Dataset records:
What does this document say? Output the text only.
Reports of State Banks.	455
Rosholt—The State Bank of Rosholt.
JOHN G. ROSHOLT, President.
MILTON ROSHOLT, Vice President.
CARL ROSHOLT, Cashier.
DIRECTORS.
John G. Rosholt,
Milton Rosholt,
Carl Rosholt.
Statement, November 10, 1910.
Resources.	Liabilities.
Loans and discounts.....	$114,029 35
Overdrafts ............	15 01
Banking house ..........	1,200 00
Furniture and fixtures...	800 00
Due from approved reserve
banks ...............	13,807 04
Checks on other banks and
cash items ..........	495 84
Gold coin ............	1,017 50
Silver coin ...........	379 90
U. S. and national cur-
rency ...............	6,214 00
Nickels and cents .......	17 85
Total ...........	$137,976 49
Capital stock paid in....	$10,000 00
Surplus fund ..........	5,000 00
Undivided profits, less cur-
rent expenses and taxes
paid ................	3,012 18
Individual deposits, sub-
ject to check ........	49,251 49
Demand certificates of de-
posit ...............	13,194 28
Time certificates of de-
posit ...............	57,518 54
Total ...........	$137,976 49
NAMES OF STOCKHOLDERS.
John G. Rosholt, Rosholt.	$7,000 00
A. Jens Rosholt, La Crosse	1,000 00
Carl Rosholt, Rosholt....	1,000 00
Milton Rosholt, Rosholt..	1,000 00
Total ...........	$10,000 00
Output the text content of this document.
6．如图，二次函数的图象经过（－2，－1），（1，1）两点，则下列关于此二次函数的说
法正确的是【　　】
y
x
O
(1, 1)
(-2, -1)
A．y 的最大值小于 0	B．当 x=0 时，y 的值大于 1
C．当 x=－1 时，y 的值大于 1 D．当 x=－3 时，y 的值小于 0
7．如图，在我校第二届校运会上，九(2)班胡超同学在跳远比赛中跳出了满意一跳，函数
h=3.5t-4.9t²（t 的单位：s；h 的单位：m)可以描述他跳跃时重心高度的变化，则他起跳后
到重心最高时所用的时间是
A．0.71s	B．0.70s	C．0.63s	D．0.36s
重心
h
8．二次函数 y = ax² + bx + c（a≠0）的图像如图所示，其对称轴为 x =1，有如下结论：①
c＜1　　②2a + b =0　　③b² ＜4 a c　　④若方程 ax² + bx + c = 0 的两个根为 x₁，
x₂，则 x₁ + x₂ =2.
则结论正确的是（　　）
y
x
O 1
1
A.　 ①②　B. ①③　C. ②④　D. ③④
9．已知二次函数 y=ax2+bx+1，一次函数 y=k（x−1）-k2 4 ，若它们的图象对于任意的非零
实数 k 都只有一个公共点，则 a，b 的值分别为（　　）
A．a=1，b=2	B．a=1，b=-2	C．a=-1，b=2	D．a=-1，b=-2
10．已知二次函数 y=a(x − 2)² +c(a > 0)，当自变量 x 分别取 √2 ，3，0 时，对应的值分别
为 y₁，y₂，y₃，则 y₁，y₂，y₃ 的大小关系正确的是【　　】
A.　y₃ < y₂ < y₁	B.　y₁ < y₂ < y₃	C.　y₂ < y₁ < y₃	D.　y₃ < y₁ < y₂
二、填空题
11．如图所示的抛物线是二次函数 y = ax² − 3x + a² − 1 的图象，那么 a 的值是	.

• _Written request_:
Return all of the entries exactly as written.

• _Answer to this problem_:
What does this document say? Output the text only.
Reports of State Banks.	455
Rosholt—The State Bank of Rosholt.
JOHN G. ROSHOLT, President.
MILTON ROSHOLT, Vice President.
CARL ROSHOLT, Cashier.
DIRECTORS.
John G. Rosholt,
Milton Rosholt,
Carl Rosholt.
Statement, November 10, 1910.
Resources.	Liabilities.
Loans and discounts.....	$114,029 35
Overdrafts ............	15 01
Banking house ..........	1,200 00
Furniture and fixtures...	800 00
Due from approved reserve
banks ...............	13,807 04
Checks on other banks and
cash items ..........	495 84
Gold coin ............	1,017 50
Silver coin ...........	379 90
U. S. and national cur-
rency ...............	6,214 00
Nickels and cents .......	17 85
Total ...........	$137,976 49
Capital stock paid in....	$10,000 00
Surplus fund ..........	5,000 00
Undivided profits, less cur-
rent expenses and taxes
paid ................	3,012 18
Individual deposits, sub-
ject to check ........	49,251 49
Demand certificates of de-
posit ...............	13,194 28
Time certificates of de-
posit ...............	57,518 54
Total ...........	$137,976 49
NAMES OF STOCKHOLDERS.
John G. Rosholt, Rosholt.	$7,000 00
A. Jens Rosholt, La Crosse	1,000 00
Carl Rosholt, Rosholt....	1,000 00
Milton Rosholt, Rosholt..	1,000 00
Total ...........	$10,000 00
Output the text content of this document.
6．如图，二次函数的图象经过（－2，－1），（1，1）两点，则下列关于此二次函数的说
法正确的是【　　】
y
x
O
(1, 1)
(-2, -1)
A．y 的最大值小于 0	B．当 x=0 时，y 的值大于 1
C．当 x=－1 时，y 的值大于 1 D．当 x=－3 时，y 的值小于 0
7．如图，在我校第二届校运会上，九(2)班胡超同学在跳远比赛中跳出了满意一跳，函数
h=3.5t-4.9t²（t 的单位：s；h 的单位：m)可以描述他跳跃时重心高度的变化，则他起跳后
到重心最高时所用的时间是
A．0.71s	B．0.70s	C．0.63s	D．0.36s
重心
h
8．二次函数 y = ax² + bx + c（a≠0）的图像如图所示，其对称轴为 x =1，有如下结论：①
c＜1　　②2a + b =0　　③b² ＜4 a c　　④若方程 ax² + bx + c = 0 的两个根为 x₁，
x₂，则 x₁ + x₂ =2.
则结论正确的是（　　）
y
x
O 1
1
A.　 ①②　B. ①③　C. ②④　D. ③④
9．已知二次函数 y=ax2+bx+1，一次函数 y=k（x−1）-k2 4 ，若它们的图象对于任意的非零
实数 k 都只有一个公共点，则 a，b 的值分别为（　　）
A．a=1，b=2	B．a=1，b=-2	C．a=-1，b=2	D．a=-1，b=-2
10．已知二次函数 y=a(x − 2)² +c(a > 0)，当自变量 x 分别取 √2 ，3，0 时，对应的值分别
为 y₁，y₂，y₃，则 y₁，y₂，y₃ 的大小关系正确的是【　　】
A.　y₃ < y₂ < y₁	B.　y₁ < y₂ < y₃	C.　y₂ < y₁ < y₃	D.　y₃ < y₁ < y₂
二、填空题
11．如图所示的抛物线是二次函数 y = ax² − 3x + a² − 1 的图象，那么 a 的值是	.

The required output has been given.